_Problem statement_
Copy exactly, and only, the lines from the line containing "What does this" through the last line of the records below, both included, and leave out any pictures.

(Records from a dataset)
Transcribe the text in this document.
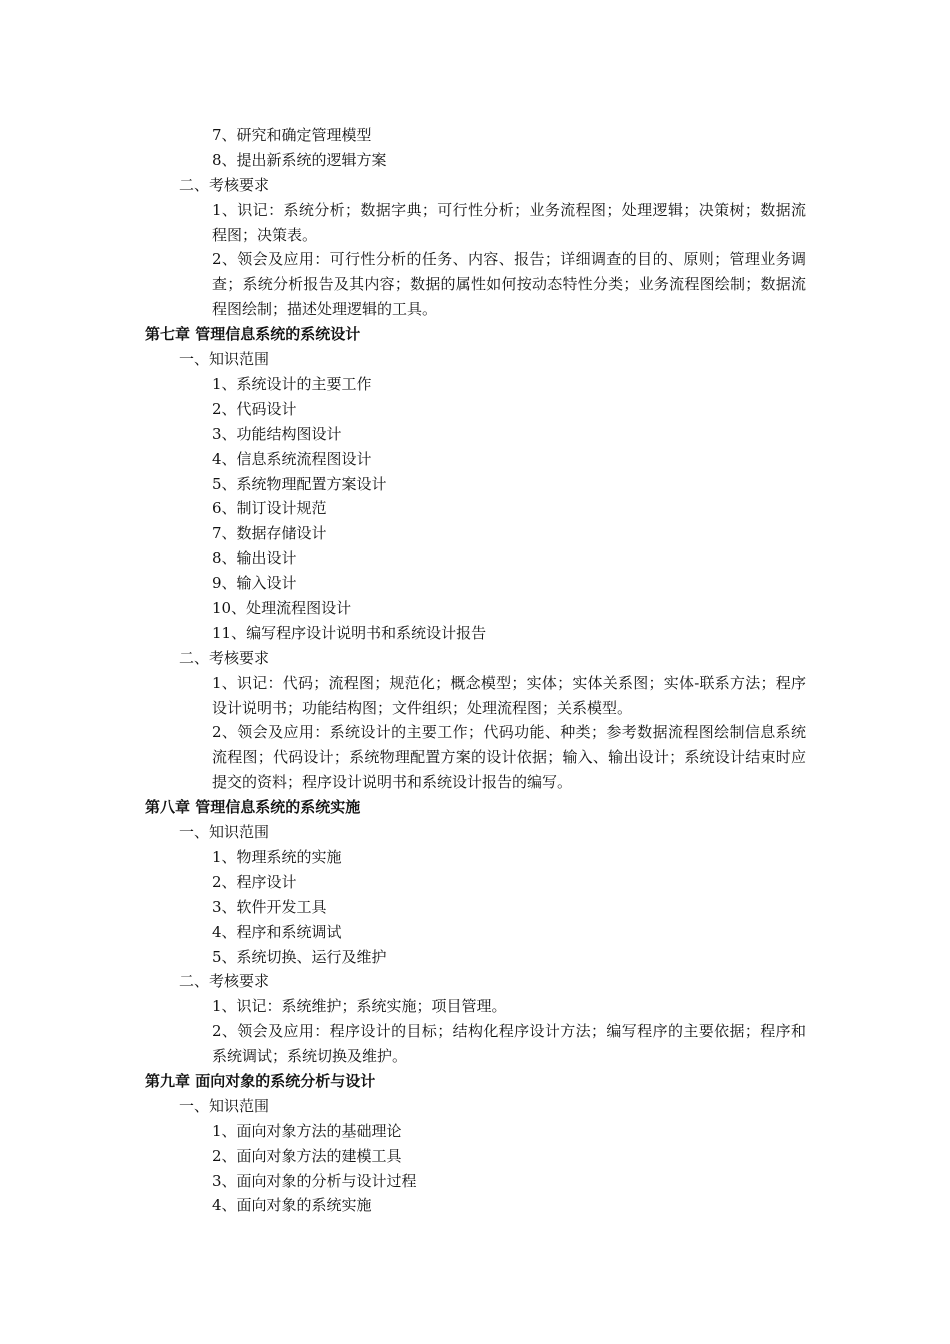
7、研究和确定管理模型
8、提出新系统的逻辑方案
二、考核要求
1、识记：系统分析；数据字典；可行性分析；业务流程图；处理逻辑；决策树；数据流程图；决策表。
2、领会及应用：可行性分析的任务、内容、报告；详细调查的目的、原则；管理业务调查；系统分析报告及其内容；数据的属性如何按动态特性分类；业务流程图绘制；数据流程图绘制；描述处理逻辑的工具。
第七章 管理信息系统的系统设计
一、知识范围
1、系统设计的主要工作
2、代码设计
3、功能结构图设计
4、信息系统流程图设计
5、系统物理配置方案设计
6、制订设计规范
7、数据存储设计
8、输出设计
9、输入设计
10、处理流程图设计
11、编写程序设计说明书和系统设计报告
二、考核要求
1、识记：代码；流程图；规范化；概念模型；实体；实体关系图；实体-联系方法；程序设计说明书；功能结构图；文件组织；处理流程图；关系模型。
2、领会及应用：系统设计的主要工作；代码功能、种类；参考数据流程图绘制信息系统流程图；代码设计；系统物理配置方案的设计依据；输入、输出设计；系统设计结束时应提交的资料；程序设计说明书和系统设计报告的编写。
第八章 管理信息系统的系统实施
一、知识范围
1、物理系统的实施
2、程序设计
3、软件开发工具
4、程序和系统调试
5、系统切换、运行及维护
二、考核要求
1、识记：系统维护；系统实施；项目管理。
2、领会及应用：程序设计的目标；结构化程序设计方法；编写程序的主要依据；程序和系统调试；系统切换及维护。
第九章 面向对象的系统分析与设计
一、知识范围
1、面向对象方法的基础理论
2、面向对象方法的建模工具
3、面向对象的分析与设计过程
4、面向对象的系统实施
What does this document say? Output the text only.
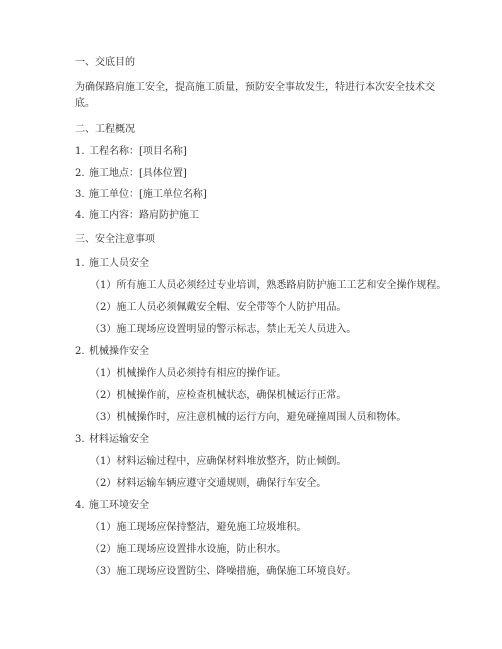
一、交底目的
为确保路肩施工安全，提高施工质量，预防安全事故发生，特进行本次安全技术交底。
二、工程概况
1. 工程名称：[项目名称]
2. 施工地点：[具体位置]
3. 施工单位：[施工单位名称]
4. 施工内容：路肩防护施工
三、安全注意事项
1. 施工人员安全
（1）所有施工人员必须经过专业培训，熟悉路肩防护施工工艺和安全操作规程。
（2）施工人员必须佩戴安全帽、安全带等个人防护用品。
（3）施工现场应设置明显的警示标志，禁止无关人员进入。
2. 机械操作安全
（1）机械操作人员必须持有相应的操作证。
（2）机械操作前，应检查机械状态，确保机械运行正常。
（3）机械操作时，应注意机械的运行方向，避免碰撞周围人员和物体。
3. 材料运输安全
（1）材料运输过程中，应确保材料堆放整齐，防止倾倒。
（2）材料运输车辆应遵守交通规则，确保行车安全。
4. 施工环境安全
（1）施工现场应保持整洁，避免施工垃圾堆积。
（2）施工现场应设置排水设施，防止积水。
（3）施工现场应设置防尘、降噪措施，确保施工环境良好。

_Expected answer_
What does this document say? Output the text only.
一、交底目的
为确保路肩施工安全，提高施工质量，预防安全事故发生，特进行本次安全技术交底。
二、工程概况
1. 工程名称：[项目名称]
2. 施工地点：[具体位置]
3. 施工单位：[施工单位名称]
4. 施工内容：路肩防护施工
三、安全注意事项
1. 施工人员安全
（1）所有施工人员必须经过专业培训，熟悉路肩防护施工工艺和安全操作规程。
（2）施工人员必须佩戴安全帽、安全带等个人防护用品。
（3）施工现场应设置明显的警示标志，禁止无关人员进入。
2. 机械操作安全
（1）机械操作人员必须持有相应的操作证。
（2）机械操作前，应检查机械状态，确保机械运行正常。
（3）机械操作时，应注意机械的运行方向，避免碰撞周围人员和物体。
3. 材料运输安全
（1）材料运输过程中，应确保材料堆放整齐，防止倾倒。
（2）材料运输车辆应遵守交通规则，确保行车安全。
4. 施工环境安全
（1）施工现场应保持整洁，避免施工垃圾堆积。
（2）施工现场应设置排水设施，防止积水。
（3）施工现场应设置防尘、降噪措施，确保施工环境良好。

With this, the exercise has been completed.